- **EXERCISE GOAL**
Could you print every record below exactly as it appears?

[Begin DATA LISTING]

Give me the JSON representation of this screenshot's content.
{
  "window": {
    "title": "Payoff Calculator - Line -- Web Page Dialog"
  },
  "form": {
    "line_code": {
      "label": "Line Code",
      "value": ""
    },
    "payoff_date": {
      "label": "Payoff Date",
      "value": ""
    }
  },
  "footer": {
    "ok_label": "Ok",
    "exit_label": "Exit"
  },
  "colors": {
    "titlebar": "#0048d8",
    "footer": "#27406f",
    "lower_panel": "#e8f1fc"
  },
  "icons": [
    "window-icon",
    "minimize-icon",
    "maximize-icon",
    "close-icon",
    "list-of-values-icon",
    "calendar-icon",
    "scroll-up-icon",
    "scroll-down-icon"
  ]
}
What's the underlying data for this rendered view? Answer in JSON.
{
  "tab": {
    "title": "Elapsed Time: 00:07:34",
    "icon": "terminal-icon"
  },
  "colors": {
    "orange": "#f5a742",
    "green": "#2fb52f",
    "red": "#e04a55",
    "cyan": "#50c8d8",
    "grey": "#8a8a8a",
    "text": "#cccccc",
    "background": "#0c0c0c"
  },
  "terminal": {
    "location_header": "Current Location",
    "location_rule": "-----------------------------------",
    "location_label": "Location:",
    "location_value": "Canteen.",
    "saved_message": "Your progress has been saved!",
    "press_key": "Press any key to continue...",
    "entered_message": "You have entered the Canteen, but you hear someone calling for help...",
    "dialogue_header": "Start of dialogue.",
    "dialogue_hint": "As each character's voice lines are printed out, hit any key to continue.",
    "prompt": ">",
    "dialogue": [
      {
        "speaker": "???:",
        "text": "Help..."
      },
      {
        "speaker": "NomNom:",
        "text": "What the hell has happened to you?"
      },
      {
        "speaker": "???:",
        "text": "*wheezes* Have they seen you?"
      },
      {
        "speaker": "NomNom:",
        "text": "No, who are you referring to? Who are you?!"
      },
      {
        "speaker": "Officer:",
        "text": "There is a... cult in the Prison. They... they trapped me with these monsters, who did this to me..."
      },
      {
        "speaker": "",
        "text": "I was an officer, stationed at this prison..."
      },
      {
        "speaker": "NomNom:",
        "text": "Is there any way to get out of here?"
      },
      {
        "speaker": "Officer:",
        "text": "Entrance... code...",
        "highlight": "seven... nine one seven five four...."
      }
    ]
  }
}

[End DATA LISTING]

- **RESULT FOR THIS TASK**
Give me the JSON representation of this screenshot's content.
{
  "window": {
    "title": "Payoff Calculator - Line -- Web Page Dialog"
  },
  "form": {
    "line_code": {
      "label": "Line Code",
      "value": ""
    },
    "payoff_date": {
      "label": "Payoff Date",
      "value": ""
    }
  },
  "footer": {
    "ok_label": "Ok",
    "exit_label": "Exit"
  },
  "colors": {
    "titlebar": "#0048d8",
    "footer": "#27406f",
    "lower_panel": "#e8f1fc"
  },
  "icons": [
    "window-icon",
    "minimize-icon",
    "maximize-icon",
    "close-icon",
    "list-of-values-icon",
    "calendar-icon",
    "scroll-up-icon",
    "scroll-down-icon"
  ]
}
What's the underlying data for this rendered view? Answer in JSON.
{
  "tab": {
    "title": "Elapsed Time: 00:07:34",
    "icon": "terminal-icon"
  },
  "colors": {
    "orange": "#f5a742",
    "green": "#2fb52f",
    "red": "#e04a55",
    "cyan": "#50c8d8",
    "grey": "#8a8a8a",
    "text": "#cccccc",
    "background": "#0c0c0c"
  },
  "terminal": {
    "location_header": "Current Location",
    "location_rule": "-----------------------------------",
    "location_label": "Location:",
    "location_value": "Canteen.",
    "saved_message": "Your progress has been saved!",
    "press_key": "Press any key to continue...",
    "entered_message": "You have entered the Canteen, but you hear someone calling for help...",
    "dialogue_header": "Start of dialogue.",
    "dialogue_hint": "As each character's voice lines are printed out, hit any key to continue.",
    "prompt": ">",
    "dialogue": [
      {
        "speaker": "???:",
        "text": "Help..."
      },
      {
        "speaker": "NomNom:",
        "text": "What the hell has happened to you?"
      },
      {
        "speaker": "???:",
        "text": "*wheezes* Have they seen you?"
      },
      {
        "speaker": "NomNom:",
        "text": "No, who are you referring to? Who are you?!"
      },
      {
        "speaker": "Officer:",
        "text": "There is a... cult in the Prison. They... they trapped me with these monsters, who did this to me..."
      },
      {
        "speaker": "",
        "text": "I was an officer, stationed at this prison..."
      },
      {
        "speaker": "NomNom:",
        "text": "Is there any way to get out of here?"
      },
      {
        "speaker": "Officer:",
        "text": "Entrance... code...",
        "highlight": "seven... nine one seven five four...."
      }
    ]
  }
}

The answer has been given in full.